>> Begin SOURCE MATERIAL

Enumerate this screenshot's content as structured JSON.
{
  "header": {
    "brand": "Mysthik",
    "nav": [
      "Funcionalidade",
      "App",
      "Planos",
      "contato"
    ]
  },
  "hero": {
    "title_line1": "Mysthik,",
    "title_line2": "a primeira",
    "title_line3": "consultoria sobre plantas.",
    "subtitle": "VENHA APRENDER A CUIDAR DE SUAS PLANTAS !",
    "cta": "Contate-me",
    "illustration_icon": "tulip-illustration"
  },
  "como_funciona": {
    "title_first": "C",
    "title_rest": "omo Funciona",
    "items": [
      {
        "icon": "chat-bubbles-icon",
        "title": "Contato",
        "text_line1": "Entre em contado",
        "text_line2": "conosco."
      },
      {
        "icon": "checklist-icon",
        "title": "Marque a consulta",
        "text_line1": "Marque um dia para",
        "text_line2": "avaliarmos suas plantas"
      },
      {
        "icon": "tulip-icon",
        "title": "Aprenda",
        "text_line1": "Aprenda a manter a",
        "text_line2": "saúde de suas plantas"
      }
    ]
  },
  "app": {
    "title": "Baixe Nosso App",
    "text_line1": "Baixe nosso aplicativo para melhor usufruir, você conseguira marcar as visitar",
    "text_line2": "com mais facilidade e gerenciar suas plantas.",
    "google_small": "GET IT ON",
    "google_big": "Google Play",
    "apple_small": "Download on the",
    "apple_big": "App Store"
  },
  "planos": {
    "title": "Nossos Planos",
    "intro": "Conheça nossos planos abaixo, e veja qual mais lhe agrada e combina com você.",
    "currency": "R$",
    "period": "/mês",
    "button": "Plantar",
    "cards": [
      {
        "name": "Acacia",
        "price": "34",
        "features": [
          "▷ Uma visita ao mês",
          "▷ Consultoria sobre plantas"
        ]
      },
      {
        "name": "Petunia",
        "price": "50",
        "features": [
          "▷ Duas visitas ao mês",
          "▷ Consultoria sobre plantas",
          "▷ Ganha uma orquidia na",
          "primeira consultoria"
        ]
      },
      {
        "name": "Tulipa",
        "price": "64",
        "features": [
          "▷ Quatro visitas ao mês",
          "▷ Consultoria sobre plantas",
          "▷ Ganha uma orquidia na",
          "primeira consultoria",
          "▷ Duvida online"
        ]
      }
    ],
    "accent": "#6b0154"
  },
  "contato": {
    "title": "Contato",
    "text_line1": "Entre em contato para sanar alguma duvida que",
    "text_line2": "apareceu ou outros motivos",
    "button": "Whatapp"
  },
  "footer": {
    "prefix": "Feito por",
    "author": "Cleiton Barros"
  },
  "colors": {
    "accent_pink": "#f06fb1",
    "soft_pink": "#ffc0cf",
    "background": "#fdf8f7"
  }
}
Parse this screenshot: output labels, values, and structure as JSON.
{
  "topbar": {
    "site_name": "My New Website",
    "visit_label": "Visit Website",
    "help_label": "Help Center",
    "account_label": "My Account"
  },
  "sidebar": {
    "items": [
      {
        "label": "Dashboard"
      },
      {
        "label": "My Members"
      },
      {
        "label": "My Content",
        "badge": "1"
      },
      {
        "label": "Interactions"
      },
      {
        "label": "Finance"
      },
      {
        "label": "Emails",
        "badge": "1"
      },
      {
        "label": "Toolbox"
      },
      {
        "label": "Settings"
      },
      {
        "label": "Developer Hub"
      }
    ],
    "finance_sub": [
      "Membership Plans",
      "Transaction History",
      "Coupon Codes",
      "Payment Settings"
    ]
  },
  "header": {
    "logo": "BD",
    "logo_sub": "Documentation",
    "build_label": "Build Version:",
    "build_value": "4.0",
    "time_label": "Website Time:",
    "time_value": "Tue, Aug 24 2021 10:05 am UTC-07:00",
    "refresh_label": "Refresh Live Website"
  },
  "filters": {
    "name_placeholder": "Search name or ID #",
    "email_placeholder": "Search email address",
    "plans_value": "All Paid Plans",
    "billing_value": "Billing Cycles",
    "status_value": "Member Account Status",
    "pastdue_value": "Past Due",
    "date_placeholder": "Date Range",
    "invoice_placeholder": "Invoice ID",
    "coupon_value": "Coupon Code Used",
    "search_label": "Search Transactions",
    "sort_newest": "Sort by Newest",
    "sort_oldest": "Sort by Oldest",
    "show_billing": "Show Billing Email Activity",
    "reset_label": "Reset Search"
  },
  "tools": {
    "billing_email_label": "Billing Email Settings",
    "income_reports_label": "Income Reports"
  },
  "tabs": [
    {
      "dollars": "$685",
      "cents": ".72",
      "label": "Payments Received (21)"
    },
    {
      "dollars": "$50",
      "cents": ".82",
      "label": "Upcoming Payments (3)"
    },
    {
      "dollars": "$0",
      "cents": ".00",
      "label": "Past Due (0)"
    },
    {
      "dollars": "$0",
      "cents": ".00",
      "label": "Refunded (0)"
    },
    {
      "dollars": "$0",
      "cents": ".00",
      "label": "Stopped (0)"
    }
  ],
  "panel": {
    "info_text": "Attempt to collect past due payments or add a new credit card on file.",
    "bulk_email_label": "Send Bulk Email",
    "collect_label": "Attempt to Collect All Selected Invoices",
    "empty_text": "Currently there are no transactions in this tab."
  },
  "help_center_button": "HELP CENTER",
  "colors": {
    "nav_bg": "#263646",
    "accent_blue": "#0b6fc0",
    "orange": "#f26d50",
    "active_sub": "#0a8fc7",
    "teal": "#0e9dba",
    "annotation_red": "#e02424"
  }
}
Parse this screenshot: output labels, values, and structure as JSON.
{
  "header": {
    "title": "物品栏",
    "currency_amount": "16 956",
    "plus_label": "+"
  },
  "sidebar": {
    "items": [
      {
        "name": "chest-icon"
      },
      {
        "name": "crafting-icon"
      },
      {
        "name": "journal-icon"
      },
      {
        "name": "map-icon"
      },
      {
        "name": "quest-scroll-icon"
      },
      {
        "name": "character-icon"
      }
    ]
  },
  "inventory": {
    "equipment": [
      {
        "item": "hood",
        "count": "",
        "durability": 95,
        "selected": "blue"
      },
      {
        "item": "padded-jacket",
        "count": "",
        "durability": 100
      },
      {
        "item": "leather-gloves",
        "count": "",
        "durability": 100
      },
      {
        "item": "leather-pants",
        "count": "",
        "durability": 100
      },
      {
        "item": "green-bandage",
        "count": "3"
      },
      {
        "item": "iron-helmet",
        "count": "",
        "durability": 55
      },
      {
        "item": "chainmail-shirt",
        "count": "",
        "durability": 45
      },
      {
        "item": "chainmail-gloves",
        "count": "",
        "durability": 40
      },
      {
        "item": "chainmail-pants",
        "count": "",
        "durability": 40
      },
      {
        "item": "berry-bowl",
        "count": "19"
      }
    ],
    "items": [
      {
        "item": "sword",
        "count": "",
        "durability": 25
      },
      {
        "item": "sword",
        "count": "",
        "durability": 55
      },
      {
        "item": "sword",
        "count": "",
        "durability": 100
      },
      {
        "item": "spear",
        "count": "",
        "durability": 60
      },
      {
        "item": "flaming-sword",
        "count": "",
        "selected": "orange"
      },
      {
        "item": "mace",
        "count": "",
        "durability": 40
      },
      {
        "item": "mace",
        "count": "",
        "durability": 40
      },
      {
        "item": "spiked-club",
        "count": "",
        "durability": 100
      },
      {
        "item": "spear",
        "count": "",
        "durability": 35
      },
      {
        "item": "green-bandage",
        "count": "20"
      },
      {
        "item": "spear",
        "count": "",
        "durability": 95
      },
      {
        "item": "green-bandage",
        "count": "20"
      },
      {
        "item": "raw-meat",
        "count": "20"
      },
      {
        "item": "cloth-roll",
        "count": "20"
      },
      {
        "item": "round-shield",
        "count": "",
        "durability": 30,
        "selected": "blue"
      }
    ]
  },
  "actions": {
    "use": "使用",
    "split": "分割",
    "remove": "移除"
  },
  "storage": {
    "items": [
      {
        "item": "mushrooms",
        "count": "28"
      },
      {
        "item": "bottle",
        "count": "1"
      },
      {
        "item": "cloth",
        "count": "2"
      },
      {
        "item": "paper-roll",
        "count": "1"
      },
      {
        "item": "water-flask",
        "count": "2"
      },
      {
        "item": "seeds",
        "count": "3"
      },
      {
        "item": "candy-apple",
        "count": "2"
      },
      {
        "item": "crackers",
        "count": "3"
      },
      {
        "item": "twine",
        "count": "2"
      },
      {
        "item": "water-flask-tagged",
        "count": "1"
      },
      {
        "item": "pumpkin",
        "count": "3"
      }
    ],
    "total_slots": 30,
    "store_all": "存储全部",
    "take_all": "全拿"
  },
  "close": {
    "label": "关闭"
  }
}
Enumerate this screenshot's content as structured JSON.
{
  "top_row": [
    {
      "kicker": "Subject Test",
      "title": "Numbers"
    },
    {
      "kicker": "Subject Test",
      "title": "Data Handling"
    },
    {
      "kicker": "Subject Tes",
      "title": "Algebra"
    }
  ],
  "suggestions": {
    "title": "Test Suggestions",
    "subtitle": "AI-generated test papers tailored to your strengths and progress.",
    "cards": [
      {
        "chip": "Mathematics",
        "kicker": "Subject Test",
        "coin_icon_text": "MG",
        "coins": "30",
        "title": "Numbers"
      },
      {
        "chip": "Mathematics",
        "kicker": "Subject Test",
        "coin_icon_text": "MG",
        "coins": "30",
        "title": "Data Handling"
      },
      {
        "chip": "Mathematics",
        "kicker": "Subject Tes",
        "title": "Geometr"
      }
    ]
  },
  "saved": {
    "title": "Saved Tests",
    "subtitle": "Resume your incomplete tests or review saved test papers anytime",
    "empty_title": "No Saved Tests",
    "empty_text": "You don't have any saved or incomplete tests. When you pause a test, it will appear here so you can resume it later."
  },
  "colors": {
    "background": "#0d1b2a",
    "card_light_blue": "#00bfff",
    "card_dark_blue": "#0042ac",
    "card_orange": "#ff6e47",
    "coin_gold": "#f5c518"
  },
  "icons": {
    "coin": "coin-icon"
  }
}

>> End SOURCE MATERIAL

Filter the records above and return every line that holds the word "Account".

    "account_label": "My Account"
    "status_value": "Member Account Status",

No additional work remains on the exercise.